• _Task details_
Go through the listing and write out all of it exactly.

[Records contained in a dataset]
++++++++++++++++++++
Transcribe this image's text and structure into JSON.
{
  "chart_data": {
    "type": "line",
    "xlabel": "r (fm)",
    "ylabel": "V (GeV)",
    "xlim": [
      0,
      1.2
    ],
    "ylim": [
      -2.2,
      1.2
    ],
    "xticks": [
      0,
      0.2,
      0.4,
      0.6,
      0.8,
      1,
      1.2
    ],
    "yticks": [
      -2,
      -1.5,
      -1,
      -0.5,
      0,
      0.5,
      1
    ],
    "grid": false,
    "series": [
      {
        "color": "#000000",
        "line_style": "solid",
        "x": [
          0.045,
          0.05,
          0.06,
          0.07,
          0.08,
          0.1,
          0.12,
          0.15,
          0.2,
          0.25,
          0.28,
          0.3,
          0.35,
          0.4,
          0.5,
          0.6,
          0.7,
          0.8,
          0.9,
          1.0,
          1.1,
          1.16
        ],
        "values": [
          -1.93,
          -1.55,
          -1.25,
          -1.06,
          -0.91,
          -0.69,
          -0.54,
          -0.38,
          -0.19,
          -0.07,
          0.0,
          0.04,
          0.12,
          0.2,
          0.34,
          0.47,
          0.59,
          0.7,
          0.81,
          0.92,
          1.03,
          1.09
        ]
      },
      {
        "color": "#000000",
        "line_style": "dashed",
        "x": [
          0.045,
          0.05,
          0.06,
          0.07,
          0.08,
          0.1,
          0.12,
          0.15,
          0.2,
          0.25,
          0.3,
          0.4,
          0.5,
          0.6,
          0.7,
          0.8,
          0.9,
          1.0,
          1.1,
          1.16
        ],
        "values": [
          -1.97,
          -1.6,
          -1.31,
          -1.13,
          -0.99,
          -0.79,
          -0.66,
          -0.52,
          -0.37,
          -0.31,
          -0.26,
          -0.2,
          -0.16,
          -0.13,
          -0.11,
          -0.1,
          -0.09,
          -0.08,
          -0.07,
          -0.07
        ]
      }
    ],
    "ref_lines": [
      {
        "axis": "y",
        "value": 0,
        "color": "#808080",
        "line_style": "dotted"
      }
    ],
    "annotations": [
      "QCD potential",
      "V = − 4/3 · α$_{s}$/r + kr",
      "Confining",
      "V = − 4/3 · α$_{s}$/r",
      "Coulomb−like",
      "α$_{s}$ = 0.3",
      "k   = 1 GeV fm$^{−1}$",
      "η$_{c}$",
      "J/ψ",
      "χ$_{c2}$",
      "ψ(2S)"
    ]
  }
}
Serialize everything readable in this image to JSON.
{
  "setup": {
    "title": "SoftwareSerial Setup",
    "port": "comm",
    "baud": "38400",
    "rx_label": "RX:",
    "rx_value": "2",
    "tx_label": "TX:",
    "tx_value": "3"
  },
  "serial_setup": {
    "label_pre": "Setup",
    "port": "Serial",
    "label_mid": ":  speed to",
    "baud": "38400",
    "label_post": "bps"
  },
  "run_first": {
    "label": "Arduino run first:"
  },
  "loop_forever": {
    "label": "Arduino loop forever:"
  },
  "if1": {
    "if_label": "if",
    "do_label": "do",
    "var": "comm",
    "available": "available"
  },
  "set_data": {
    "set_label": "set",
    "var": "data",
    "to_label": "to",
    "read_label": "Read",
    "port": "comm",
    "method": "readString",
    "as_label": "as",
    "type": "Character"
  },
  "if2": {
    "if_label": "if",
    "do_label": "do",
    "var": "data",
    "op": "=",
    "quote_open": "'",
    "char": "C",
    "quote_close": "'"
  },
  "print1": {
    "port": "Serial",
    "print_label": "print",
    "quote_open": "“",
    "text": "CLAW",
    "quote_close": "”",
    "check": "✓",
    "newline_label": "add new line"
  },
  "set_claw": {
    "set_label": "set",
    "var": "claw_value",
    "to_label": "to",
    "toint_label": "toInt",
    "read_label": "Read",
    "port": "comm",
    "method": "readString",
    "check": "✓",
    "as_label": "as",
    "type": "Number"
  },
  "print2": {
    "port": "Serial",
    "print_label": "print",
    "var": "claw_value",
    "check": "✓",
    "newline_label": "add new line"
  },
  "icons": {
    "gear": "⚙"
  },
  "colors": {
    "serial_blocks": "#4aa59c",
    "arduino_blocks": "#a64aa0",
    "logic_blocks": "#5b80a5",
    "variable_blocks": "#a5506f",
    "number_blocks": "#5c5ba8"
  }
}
++++++++++++++++++++
• _Full answer_
Transcribe this image's text and structure into JSON.
{
  "chart_data": {
    "type": "line",
    "xlabel": "r (fm)",
    "ylabel": "V (GeV)",
    "xlim": [
      0,
      1.2
    ],
    "ylim": [
      -2.2,
      1.2
    ],
    "xticks": [
      0,
      0.2,
      0.4,
      0.6,
      0.8,
      1,
      1.2
    ],
    "yticks": [
      -2,
      -1.5,
      -1,
      -0.5,
      0,
      0.5,
      1
    ],
    "grid": false,
    "series": [
      {
        "color": "#000000",
        "line_style": "solid",
        "x": [
          0.045,
          0.05,
          0.06,
          0.07,
          0.08,
          0.1,
          0.12,
          0.15,
          0.2,
          0.25,
          0.28,
          0.3,
          0.35,
          0.4,
          0.5,
          0.6,
          0.7,
          0.8,
          0.9,
          1.0,
          1.1,
          1.16
        ],
        "values": [
          -1.93,
          -1.55,
          -1.25,
          -1.06,
          -0.91,
          -0.69,
          -0.54,
          -0.38,
          -0.19,
          -0.07,
          0.0,
          0.04,
          0.12,
          0.2,
          0.34,
          0.47,
          0.59,
          0.7,
          0.81,
          0.92,
          1.03,
          1.09
        ]
      },
      {
        "color": "#000000",
        "line_style": "dashed",
        "x": [
          0.045,
          0.05,
          0.06,
          0.07,
          0.08,
          0.1,
          0.12,
          0.15,
          0.2,
          0.25,
          0.3,
          0.4,
          0.5,
          0.6,
          0.7,
          0.8,
          0.9,
          1.0,
          1.1,
          1.16
        ],
        "values": [
          -1.97,
          -1.6,
          -1.31,
          -1.13,
          -0.99,
          -0.79,
          -0.66,
          -0.52,
          -0.37,
          -0.31,
          -0.26,
          -0.2,
          -0.16,
          -0.13,
          -0.11,
          -0.1,
          -0.09,
          -0.08,
          -0.07,
          -0.07
        ]
      }
    ],
    "ref_lines": [
      {
        "axis": "y",
        "value": 0,
        "color": "#808080",
        "line_style": "dotted"
      }
    ],
    "annotations": [
      "QCD potential",
      "V = − 4/3 · α$_{s}$/r + kr",
      "Confining",
      "V = − 4/3 · α$_{s}$/r",
      "Coulomb−like",
      "α$_{s}$ = 0.3",
      "k   = 1 GeV fm$^{−1}$",
      "η$_{c}$",
      "J/ψ",
      "χ$_{c2}$",
      "ψ(2S)"
    ]
  }
}
Serialize everything readable in this image to JSON.
{
  "setup": {
    "title": "SoftwareSerial Setup",
    "port": "comm",
    "baud": "38400",
    "rx_label": "RX:",
    "rx_value": "2",
    "tx_label": "TX:",
    "tx_value": "3"
  },
  "serial_setup": {
    "label_pre": "Setup",
    "port": "Serial",
    "label_mid": ":  speed to",
    "baud": "38400",
    "label_post": "bps"
  },
  "run_first": {
    "label": "Arduino run first:"
  },
  "loop_forever": {
    "label": "Arduino loop forever:"
  },
  "if1": {
    "if_label": "if",
    "do_label": "do",
    "var": "comm",
    "available": "available"
  },
  "set_data": {
    "set_label": "set",
    "var": "data",
    "to_label": "to",
    "read_label": "Read",
    "port": "comm",
    "method": "readString",
    "as_label": "as",
    "type": "Character"
  },
  "if2": {
    "if_label": "if",
    "do_label": "do",
    "var": "data",
    "op": "=",
    "quote_open": "'",
    "char": "C",
    "quote_close": "'"
  },
  "print1": {
    "port": "Serial",
    "print_label": "print",
    "quote_open": "“",
    "text": "CLAW",
    "quote_close": "”",
    "check": "✓",
    "newline_label": "add new line"
  },
  "set_claw": {
    "set_label": "set",
    "var": "claw_value",
    "to_label": "to",
    "toint_label": "toInt",
    "read_label": "Read",
    "port": "comm",
    "method": "readString",
    "check": "✓",
    "as_label": "as",
    "type": "Number"
  },
  "print2": {
    "port": "Serial",
    "print_label": "print",
    "var": "claw_value",
    "check": "✓",
    "newline_label": "add new line"
  },
  "icons": {
    "gear": "⚙"
  },
  "colors": {
    "serial_blocks": "#4aa59c",
    "arduino_blocks": "#a64aa0",
    "logic_blocks": "#5b80a5",
    "variable_blocks": "#a5506f",
    "number_blocks": "#5c5ba8"
  }
}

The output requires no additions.